Stored data entries:
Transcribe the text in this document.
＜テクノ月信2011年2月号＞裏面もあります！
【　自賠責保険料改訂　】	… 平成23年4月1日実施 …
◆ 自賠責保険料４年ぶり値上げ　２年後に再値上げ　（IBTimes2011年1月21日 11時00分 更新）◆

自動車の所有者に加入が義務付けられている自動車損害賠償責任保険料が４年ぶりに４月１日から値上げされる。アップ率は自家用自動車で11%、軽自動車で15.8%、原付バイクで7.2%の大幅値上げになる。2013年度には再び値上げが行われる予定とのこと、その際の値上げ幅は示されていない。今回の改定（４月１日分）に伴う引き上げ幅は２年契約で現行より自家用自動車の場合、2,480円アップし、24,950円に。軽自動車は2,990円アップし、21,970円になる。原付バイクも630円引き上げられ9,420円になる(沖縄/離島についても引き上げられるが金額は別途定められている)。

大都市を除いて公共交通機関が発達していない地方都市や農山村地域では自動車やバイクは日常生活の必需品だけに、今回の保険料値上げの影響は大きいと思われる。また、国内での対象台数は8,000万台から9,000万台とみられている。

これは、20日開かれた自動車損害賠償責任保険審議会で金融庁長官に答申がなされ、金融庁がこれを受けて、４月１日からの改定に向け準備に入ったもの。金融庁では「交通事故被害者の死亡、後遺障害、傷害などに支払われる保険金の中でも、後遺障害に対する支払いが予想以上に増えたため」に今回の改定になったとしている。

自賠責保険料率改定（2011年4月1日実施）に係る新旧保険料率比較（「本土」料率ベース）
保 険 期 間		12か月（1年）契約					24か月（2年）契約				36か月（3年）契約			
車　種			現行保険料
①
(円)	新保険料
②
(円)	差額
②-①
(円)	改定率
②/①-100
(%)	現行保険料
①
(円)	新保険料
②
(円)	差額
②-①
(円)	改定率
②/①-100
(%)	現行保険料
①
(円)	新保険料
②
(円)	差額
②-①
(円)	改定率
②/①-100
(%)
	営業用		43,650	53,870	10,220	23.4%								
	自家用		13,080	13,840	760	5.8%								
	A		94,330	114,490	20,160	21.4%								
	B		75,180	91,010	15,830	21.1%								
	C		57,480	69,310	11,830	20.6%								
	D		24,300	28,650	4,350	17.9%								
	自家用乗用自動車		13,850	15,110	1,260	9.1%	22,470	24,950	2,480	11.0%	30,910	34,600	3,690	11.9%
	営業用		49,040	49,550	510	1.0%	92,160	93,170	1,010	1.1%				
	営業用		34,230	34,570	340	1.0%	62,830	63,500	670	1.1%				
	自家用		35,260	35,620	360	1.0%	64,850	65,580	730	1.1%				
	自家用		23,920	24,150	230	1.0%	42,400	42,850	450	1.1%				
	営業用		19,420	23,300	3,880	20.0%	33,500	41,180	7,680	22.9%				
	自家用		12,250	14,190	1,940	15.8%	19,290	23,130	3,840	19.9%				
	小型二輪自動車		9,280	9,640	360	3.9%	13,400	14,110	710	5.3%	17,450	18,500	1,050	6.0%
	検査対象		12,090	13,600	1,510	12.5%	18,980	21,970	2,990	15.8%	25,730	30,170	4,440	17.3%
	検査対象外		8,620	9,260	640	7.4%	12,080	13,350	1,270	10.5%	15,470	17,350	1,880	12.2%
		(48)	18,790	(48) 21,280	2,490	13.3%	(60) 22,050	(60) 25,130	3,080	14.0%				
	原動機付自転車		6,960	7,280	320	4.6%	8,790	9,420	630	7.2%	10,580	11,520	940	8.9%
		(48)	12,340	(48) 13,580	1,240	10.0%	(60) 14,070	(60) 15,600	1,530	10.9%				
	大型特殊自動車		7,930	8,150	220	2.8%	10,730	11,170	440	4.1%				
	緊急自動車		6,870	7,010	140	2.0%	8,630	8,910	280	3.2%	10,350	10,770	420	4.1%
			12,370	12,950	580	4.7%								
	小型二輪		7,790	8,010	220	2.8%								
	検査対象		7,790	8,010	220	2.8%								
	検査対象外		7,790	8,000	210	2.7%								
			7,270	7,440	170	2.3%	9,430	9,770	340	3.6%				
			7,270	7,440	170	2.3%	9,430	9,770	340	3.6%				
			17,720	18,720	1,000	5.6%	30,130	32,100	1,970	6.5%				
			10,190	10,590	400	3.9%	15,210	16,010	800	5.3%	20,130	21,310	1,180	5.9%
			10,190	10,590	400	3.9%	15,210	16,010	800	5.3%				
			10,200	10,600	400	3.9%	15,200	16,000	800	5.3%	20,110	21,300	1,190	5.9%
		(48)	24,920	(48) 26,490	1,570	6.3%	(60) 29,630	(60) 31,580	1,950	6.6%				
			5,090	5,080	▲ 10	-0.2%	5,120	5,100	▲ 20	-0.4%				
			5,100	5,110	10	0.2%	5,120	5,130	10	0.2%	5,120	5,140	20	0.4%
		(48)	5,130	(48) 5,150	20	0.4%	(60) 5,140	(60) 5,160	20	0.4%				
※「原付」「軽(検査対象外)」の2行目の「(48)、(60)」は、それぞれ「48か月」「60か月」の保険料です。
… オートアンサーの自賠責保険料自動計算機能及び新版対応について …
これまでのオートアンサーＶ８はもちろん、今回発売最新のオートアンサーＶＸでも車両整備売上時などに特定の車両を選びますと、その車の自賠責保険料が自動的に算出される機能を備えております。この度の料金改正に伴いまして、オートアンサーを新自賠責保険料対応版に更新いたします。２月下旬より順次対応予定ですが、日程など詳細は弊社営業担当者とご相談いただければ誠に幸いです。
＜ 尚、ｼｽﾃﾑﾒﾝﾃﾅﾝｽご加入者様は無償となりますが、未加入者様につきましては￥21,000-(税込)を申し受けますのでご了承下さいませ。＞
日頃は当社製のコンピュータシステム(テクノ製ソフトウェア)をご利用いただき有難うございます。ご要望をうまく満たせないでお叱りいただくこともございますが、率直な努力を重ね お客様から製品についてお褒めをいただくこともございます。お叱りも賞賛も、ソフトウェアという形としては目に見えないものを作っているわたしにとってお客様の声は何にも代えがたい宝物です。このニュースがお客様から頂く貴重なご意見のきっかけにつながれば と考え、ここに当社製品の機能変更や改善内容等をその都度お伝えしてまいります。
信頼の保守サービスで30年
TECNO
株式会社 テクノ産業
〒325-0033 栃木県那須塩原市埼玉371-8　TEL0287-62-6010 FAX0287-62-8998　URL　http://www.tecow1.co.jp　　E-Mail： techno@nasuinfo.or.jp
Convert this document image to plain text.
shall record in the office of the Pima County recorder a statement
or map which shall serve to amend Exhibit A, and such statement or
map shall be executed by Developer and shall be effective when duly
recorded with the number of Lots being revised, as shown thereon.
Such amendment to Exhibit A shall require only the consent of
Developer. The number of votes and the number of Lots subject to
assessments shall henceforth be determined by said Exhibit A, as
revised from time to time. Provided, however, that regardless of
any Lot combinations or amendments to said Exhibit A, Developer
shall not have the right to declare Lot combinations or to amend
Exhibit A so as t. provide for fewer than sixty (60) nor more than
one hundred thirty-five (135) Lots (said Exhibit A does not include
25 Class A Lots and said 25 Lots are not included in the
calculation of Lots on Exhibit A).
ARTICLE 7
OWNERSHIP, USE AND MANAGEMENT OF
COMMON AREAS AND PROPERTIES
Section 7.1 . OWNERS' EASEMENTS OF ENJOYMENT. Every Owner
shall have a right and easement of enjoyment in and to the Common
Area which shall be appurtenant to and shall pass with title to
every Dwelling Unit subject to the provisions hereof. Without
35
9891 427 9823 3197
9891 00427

## DIRECTIVE
Find the lines that include the string "Developer", then copy each of them.

## FINISHED EXERCISE
map shall be executed by Developer and shall be effective when duly
Developer. The number of votes and the number of Lots subject to
any Lot combinations or amendments to said Exhibit A, Developer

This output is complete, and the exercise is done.